> [What to produce]: Lines that include the word "Baraffe" are the ones to copy.

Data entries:
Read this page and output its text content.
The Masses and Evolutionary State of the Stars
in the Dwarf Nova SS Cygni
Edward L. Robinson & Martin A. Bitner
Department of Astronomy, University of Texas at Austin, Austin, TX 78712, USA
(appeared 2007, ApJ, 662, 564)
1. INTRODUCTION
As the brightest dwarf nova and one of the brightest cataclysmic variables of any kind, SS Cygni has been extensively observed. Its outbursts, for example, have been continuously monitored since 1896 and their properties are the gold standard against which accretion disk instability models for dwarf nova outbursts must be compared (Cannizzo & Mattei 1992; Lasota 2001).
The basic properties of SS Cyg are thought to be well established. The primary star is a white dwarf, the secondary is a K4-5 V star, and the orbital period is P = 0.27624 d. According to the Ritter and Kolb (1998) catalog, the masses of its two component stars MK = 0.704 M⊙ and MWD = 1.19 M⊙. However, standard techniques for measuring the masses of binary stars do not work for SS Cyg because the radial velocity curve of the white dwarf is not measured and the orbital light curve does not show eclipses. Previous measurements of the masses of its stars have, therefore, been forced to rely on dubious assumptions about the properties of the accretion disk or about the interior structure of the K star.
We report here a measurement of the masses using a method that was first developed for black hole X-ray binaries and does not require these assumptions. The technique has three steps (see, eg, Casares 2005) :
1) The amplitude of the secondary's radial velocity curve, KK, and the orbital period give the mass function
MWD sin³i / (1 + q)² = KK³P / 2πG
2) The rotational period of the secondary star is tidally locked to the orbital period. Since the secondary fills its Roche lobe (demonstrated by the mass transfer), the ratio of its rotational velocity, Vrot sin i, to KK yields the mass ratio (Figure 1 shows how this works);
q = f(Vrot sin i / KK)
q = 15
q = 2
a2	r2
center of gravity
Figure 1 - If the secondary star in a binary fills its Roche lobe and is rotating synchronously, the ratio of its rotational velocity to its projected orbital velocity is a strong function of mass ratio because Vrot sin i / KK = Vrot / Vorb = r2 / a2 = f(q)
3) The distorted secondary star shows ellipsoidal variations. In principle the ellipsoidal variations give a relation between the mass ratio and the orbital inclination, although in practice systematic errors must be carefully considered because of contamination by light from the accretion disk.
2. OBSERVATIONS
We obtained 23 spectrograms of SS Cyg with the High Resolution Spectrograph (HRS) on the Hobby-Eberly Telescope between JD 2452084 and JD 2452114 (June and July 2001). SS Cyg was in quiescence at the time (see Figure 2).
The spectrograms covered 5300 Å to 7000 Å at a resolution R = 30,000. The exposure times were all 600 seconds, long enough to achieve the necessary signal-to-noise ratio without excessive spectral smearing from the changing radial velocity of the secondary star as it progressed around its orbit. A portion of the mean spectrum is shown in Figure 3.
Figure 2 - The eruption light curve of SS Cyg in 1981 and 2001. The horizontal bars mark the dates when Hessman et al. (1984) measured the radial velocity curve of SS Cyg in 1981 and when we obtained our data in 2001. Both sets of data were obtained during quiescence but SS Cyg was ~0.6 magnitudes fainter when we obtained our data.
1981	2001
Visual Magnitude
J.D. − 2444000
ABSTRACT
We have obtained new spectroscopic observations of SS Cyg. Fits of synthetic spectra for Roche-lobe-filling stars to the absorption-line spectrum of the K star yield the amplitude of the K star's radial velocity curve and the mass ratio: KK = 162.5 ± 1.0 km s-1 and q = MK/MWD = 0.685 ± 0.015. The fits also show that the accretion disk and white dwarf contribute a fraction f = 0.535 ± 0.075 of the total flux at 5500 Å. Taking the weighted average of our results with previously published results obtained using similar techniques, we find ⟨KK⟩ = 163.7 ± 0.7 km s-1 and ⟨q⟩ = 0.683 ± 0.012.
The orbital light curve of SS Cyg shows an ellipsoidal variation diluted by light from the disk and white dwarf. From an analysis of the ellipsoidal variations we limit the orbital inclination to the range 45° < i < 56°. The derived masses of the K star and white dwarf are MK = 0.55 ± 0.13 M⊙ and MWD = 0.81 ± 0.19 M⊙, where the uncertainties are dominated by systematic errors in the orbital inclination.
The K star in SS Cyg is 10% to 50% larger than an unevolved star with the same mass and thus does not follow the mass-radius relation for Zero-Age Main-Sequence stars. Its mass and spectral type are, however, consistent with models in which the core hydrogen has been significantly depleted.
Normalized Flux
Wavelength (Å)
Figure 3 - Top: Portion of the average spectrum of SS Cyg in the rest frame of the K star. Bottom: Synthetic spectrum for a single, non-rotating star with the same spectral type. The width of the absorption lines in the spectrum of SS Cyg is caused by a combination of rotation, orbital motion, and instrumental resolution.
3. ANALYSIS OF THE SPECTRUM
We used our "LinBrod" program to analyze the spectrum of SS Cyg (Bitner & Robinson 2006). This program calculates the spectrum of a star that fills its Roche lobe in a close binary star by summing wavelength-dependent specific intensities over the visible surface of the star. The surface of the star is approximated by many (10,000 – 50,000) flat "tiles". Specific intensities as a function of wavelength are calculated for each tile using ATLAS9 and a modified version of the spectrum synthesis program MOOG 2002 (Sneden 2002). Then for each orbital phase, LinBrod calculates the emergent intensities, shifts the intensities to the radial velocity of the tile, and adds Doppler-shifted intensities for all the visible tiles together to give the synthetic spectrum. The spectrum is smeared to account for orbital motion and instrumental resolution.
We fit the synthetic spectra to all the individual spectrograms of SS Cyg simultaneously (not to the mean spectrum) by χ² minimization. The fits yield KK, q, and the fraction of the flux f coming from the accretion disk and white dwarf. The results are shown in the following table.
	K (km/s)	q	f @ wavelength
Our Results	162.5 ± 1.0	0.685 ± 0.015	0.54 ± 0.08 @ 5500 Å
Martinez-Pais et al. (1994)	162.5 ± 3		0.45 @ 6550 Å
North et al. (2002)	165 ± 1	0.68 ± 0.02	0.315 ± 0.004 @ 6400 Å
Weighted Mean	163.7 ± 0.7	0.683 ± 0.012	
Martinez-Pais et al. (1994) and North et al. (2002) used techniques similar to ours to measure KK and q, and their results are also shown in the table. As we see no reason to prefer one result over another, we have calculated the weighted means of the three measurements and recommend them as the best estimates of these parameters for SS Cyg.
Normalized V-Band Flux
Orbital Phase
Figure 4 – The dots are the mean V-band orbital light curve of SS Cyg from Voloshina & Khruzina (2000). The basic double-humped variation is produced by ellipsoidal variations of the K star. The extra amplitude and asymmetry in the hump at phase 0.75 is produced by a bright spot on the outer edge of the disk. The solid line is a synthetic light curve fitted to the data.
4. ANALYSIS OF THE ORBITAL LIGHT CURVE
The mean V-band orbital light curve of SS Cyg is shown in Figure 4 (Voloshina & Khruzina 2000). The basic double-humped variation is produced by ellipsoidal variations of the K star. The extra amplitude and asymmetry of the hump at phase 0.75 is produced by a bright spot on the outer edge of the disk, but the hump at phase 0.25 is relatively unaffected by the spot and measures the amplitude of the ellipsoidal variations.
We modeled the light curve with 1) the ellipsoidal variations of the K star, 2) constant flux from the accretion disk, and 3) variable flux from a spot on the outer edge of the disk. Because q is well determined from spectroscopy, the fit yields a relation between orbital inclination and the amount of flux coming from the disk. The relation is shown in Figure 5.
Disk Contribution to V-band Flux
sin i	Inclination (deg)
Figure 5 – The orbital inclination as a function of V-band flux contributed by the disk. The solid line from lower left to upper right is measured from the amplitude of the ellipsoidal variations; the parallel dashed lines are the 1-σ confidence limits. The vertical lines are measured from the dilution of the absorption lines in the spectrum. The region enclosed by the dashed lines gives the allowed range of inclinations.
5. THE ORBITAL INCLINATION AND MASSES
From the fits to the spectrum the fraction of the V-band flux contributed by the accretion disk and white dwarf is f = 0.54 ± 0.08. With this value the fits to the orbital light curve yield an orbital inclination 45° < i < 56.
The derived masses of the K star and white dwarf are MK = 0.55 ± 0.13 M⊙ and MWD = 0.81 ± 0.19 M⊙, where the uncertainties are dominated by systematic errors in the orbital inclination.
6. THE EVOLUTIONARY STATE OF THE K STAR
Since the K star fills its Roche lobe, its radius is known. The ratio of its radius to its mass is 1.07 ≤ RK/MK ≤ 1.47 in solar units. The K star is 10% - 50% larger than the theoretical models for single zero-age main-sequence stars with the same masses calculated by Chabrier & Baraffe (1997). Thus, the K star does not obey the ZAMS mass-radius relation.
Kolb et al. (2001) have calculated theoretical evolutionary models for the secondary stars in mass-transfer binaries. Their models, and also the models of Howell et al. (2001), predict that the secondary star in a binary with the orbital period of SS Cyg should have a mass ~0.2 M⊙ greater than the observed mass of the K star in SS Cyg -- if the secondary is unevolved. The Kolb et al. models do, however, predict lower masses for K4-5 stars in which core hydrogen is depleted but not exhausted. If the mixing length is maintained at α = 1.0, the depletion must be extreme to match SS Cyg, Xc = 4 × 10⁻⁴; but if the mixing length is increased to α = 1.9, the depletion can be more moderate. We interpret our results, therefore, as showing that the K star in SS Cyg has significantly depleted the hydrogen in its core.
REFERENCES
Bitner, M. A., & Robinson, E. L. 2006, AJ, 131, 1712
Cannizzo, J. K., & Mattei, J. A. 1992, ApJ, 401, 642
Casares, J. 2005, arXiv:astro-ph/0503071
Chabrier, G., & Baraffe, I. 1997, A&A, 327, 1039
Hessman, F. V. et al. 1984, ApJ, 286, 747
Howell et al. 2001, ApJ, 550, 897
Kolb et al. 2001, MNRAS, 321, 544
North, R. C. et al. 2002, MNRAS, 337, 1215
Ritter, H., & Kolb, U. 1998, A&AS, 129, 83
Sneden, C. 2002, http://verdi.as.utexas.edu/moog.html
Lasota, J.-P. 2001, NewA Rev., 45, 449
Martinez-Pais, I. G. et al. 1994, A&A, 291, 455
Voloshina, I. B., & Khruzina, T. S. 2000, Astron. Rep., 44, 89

> [Task response]:
Since the K star fills its Roche lobe, its radius is known. The ratio of its radius to its mass is 1.07 ≤ RK/MK ≤ 1.47 in solar units. The K star is 10% - 50% larger than the theoretical models for single zero-age main-sequence stars with the same masses calculated by Chabrier & Baraffe (1997). Thus, the K star does not obey the ZAMS mass-radius relation.
Chabrier, G., & Baraffe, I. 1997, A&A, 327, 1039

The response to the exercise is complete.